PAGE:
* * * * *
Graffiti, Gangs, And (Your) Teen(s)

While walking through a neighborhood recently, I noticed some graffiti writing in the middle of the street. I immediately thought to myself, “wow, do people STILL draw graffiti these days”?… Now this particular neighborhood was “nice”, “quiet”, and everyone pretty much kept to themselves. “So”, I thought to myself, “WHY would someone(s) purposely target a street in an area like this?… unless, there is more to the story here.

Upon a little further research, I discovered that this may have been left-behind traces of an unruly group. This made me wonder if this could have been some type of gang-like activity (sometimes I am a little naive to things that are outside of ‘my world’). As I continued to ponder on this, it made me realize that our teens are becoming more and more involved in troublesome behaviors and self-destructive affiliations.

My mother always said that life is FULL of C-H-O-I-C-E-S.
* * * * *
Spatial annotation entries
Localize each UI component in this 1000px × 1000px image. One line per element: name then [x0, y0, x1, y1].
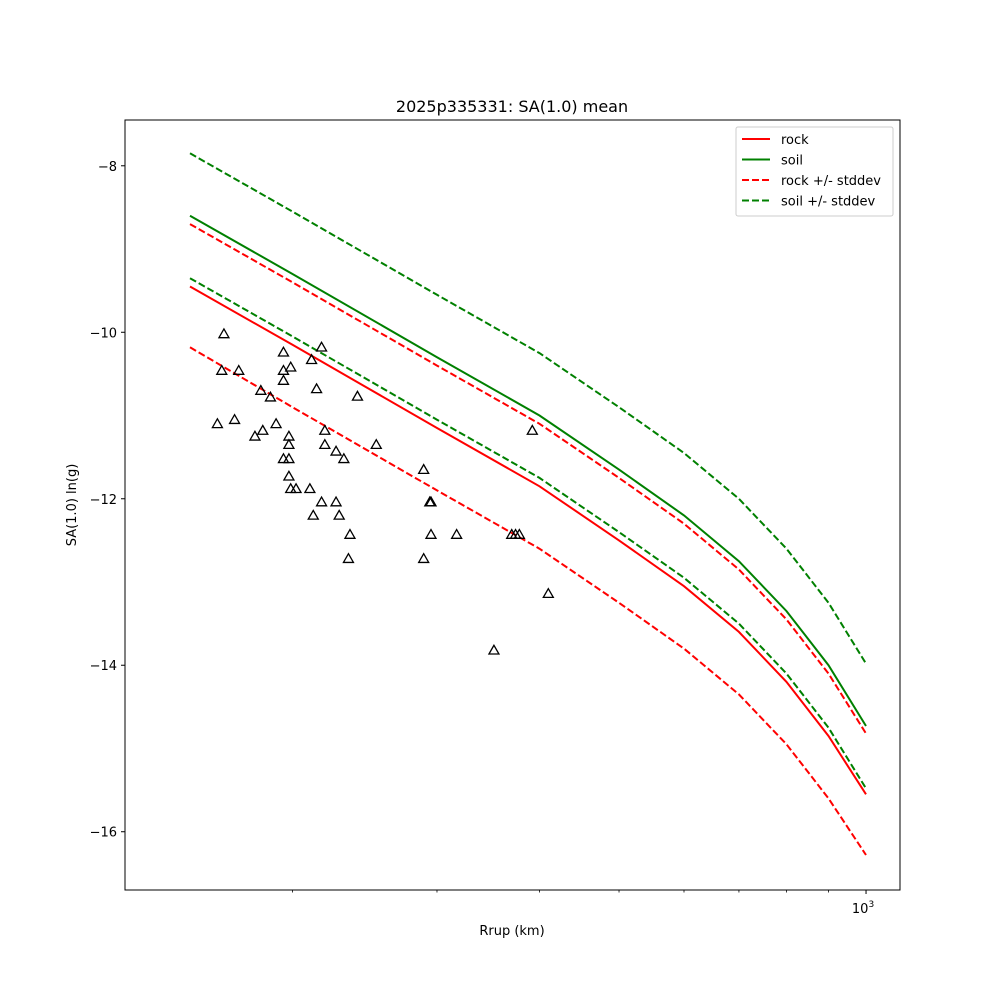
y-tick-label: −12	[90, 493, 117, 508]
observation-marker	[215, 364, 228, 375]
y-tick-label: −10	[90, 326, 117, 341]
observation-marker	[487, 643, 501, 655]
observation-marker	[248, 430, 262, 441]
observation-marker	[329, 444, 343, 456]
chart-title: 2025p335331: SA(1.0) mean	[396, 97, 628, 116]
observation-marker	[542, 587, 555, 599]
observation-marker	[277, 345, 290, 357]
y-tick-label: −14	[90, 659, 117, 674]
observation-marker	[305, 353, 318, 365]
observation-marker	[277, 374, 290, 385]
observation-points	[211, 327, 555, 655]
plot-frame	[124, 119, 901, 891]
series-line-2	[189, 223, 867, 735]
observation-marker	[307, 509, 320, 520]
legend: rock soil rock +/- stddev soil +/- stddev	[735, 126, 894, 217]
y-axis-label: SA(1.0) ln(g)	[65, 464, 80, 547]
observation-marker	[284, 360, 297, 372]
observation-marker	[333, 509, 346, 520]
observation-marker	[282, 452, 296, 464]
observation-marker	[303, 482, 316, 494]
observation-marker	[370, 438, 383, 450]
observation-marker	[318, 424, 331, 435]
plot-area	[124, 119, 901, 891]
series-line-5	[189, 277, 867, 789]
legend-label: rock	[781, 133, 809, 148]
observation-marker	[289, 482, 303, 494]
observation-marker	[417, 463, 430, 475]
observation-marker	[310, 382, 323, 394]
y-tick-label: −16	[90, 826, 117, 841]
legend-label: soil	[781, 154, 803, 169]
observation-marker	[232, 364, 245, 375]
observation-marker	[256, 424, 269, 435]
observation-marker	[424, 528, 438, 539]
observation-marker	[342, 552, 355, 564]
legend-label: soil +/- stddev	[781, 195, 876, 210]
observation-marker	[282, 469, 296, 481]
series-line-1	[189, 214, 867, 727]
observation-marker	[450, 528, 463, 539]
observation-marker	[526, 424, 539, 435]
observation-marker	[351, 390, 364, 401]
observation-marker	[315, 340, 328, 352]
observation-marker	[417, 552, 430, 564]
observation-marker	[318, 438, 331, 450]
observation-marker	[315, 495, 328, 507]
observation-marker	[228, 413, 241, 425]
observation-marker	[282, 438, 296, 450]
observation-marker	[269, 417, 283, 429]
observation-marker	[329, 495, 343, 507]
observation-marker	[264, 390, 277, 402]
observation-marker	[513, 528, 526, 539]
observation-marker	[424, 495, 438, 507]
observation-marker	[343, 528, 357, 539]
observation-marker	[337, 452, 350, 464]
series-line-4	[189, 152, 867, 665]
y-tick-label: −8	[98, 160, 117, 175]
x-tick-label: 103	[852, 900, 874, 917]
y-axis: −16 −14 −12 −10 −8	[90, 160, 125, 841]
observation-marker	[217, 327, 231, 339]
legend-box	[735, 126, 894, 217]
x-axis: 103	[292, 890, 874, 917]
observation-marker	[211, 417, 224, 429]
x-axis-label: Rrup (km)	[479, 924, 544, 939]
observation-marker	[254, 384, 267, 395]
series-line-0	[189, 285, 867, 795]
series-line-3	[189, 346, 867, 856]
legend-label: rock +/- stddev	[781, 174, 881, 189]
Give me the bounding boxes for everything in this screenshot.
* * * * *
WHAT YOU WILL DO:
1/ In the graffiti text, how does the writer describe the neighborhood where the graffiti appeared?
2/ Carry on the text about graffiti, gangs, and teens from its last sentence.
The items have no connection to the graffiti text.

ANSWERS FOR THE TASKS:
1/ It was "nice" and "quiet," and everyone pretty much kept to themselves.

2/
The current events in the news show young men (and women) spending countless years that equal MORE than the REST of their lives behind bars, because of the choices they made previously to join a gang. It saddens me to think that they will NEVER have the chance to re-consider their actions again.

On my way home, I came up with my own list of reasons why we are losing our kids to “the streets”, and violent activity. Maybe this list of reasons will reach at least one parent, Youth Leader, or even a teen who may be able to get through to a loved one, a close friend, or someone special to them and help them decide AGAINST joining a gang or making ANY potentially violent/harmful decision(s).

My list of why…

– a sense of belonging. He or she may not feel connected to his or her own family.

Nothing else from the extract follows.